(Short exercise) The records below need retyping in full; give them again exactly.

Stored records
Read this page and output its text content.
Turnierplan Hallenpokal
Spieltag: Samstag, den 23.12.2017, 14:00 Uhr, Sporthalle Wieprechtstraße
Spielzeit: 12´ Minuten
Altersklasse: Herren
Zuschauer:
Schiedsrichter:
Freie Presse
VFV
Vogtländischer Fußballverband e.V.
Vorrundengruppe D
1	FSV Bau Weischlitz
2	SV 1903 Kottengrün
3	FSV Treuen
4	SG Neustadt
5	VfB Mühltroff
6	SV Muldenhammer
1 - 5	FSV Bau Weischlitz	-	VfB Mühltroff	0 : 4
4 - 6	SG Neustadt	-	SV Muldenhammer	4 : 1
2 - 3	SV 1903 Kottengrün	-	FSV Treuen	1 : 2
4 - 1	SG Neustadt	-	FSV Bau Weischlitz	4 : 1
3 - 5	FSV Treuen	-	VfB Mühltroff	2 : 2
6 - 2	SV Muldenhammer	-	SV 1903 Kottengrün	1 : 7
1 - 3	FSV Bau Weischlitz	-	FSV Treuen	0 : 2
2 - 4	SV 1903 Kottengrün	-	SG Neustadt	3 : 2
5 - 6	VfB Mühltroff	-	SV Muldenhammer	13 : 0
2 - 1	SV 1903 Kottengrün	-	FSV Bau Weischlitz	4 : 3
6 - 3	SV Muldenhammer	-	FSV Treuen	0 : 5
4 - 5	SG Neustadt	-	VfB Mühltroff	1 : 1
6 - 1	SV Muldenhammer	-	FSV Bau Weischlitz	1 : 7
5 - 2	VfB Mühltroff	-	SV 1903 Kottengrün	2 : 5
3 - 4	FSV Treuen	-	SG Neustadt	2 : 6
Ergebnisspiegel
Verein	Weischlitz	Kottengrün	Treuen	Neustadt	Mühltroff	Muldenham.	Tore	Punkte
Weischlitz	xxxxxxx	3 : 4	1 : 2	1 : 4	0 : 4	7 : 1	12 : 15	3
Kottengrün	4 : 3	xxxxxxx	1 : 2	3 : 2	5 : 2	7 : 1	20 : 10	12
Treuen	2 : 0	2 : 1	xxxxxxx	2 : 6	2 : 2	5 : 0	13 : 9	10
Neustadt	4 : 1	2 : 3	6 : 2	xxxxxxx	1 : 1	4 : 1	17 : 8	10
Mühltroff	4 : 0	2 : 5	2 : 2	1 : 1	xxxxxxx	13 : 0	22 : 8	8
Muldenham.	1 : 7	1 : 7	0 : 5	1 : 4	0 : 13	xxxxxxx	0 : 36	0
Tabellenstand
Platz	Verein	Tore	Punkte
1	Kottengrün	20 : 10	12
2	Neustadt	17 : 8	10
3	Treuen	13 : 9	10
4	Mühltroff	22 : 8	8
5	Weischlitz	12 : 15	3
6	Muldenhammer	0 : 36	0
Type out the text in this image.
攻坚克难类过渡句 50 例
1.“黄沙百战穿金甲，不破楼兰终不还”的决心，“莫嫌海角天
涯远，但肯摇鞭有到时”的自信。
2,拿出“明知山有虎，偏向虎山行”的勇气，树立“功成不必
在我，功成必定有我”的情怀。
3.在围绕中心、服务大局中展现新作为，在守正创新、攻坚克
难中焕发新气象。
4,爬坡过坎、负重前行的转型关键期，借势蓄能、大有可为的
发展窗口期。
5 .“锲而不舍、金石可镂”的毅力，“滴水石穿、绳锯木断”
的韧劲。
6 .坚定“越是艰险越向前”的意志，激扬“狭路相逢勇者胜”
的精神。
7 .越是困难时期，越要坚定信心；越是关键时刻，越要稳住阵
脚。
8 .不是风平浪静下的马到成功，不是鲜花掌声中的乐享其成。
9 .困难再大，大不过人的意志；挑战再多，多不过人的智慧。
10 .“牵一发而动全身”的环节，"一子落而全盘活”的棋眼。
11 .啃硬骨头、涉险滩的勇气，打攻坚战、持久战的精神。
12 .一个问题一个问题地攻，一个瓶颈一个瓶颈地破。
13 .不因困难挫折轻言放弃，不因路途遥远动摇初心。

(Task solution)
Read this page and output its text content.
Turnierplan Hallenpokal
Spieltag: Samstag, den 23.12.2017, 14:00 Uhr, Sporthalle Wieprechtstraße
Spielzeit: 12´ Minuten
Altersklasse: Herren
Zuschauer:
Schiedsrichter:
Freie Presse
VFV
Vogtländischer Fußballverband e.V.
Vorrundengruppe D
1	FSV Bau Weischlitz
2	SV 1903 Kottengrün
3	FSV Treuen
4	SG Neustadt
5	VfB Mühltroff
6	SV Muldenhammer
1 - 5	FSV Bau Weischlitz	-	VfB Mühltroff	0 : 4
4 - 6	SG Neustadt	-	SV Muldenhammer	4 : 1
2 - 3	SV 1903 Kottengrün	-	FSV Treuen	1 : 2
4 - 1	SG Neustadt	-	FSV Bau Weischlitz	4 : 1
3 - 5	FSV Treuen	-	VfB Mühltroff	2 : 2
6 - 2	SV Muldenhammer	-	SV 1903 Kottengrün	1 : 7
1 - 3	FSV Bau Weischlitz	-	FSV Treuen	0 : 2
2 - 4	SV 1903 Kottengrün	-	SG Neustadt	3 : 2
5 - 6	VfB Mühltroff	-	SV Muldenhammer	13 : 0
2 - 1	SV 1903 Kottengrün	-	FSV Bau Weischlitz	4 : 3
6 - 3	SV Muldenhammer	-	FSV Treuen	0 : 5
4 - 5	SG Neustadt	-	VfB Mühltroff	1 : 1
6 - 1	SV Muldenhammer	-	FSV Bau Weischlitz	1 : 7
5 - 2	VfB Mühltroff	-	SV 1903 Kottengrün	2 : 5
3 - 4	FSV Treuen	-	SG Neustadt	2 : 6
Ergebnisspiegel
Verein	Weischlitz	Kottengrün	Treuen	Neustadt	Mühltroff	Muldenham.	Tore	Punkte
Weischlitz	xxxxxxx	3 : 4	1 : 2	1 : 4	0 : 4	7 : 1	12 : 15	3
Kottengrün	4 : 3	xxxxxxx	1 : 2	3 : 2	5 : 2	7 : 1	20 : 10	12
Treuen	2 : 0	2 : 1	xxxxxxx	2 : 6	2 : 2	5 : 0	13 : 9	10
Neustadt	4 : 1	2 : 3	6 : 2	xxxxxxx	1 : 1	4 : 1	17 : 8	10
Mühltroff	4 : 0	2 : 5	2 : 2	1 : 1	xxxxxxx	13 : 0	22 : 8	8
Muldenham.	1 : 7	1 : 7	0 : 5	1 : 4	0 : 13	xxxxxxx	0 : 36	0
Tabellenstand
Platz	Verein	Tore	Punkte
1	Kottengrün	20 : 10	12
2	Neustadt	17 : 8	10
3	Treuen	13 : 9	10
4	Mühltroff	22 : 8	8
5	Weischlitz	12 : 15	3
6	Muldenhammer	0 : 36	0
Type out the text in this image.
攻坚克难类过渡句 50 例
1.“黄沙百战穿金甲，不破楼兰终不还”的决心，“莫嫌海角天
涯远，但肯摇鞭有到时”的自信。
2,拿出“明知山有虎，偏向虎山行”的勇气，树立“功成不必
在我，功成必定有我”的情怀。
3.在围绕中心、服务大局中展现新作为，在守正创新、攻坚克
难中焕发新气象。
4,爬坡过坎、负重前行的转型关键期，借势蓄能、大有可为的
发展窗口期。
5 .“锲而不舍、金石可镂”的毅力，“滴水石穿、绳锯木断”
的韧劲。
6 .坚定“越是艰险越向前”的意志，激扬“狭路相逢勇者胜”
的精神。
7 .越是困难时期，越要坚定信心；越是关键时刻，越要稳住阵
脚。
8 .不是风平浪静下的马到成功，不是鲜花掌声中的乐享其成。
9 .困难再大，大不过人的意志；挑战再多，多不过人的智慧。
10 .“牵一发而动全身”的环节，"一子落而全盘活”的棋眼。
11 .啃硬骨头、涉险滩的勇气，打攻坚战、持久战的精神。
12 .一个问题一个问题地攻，一个瓶颈一个瓶颈地破。
13 .不因困难挫折轻言放弃，不因路途遥远动摇初心。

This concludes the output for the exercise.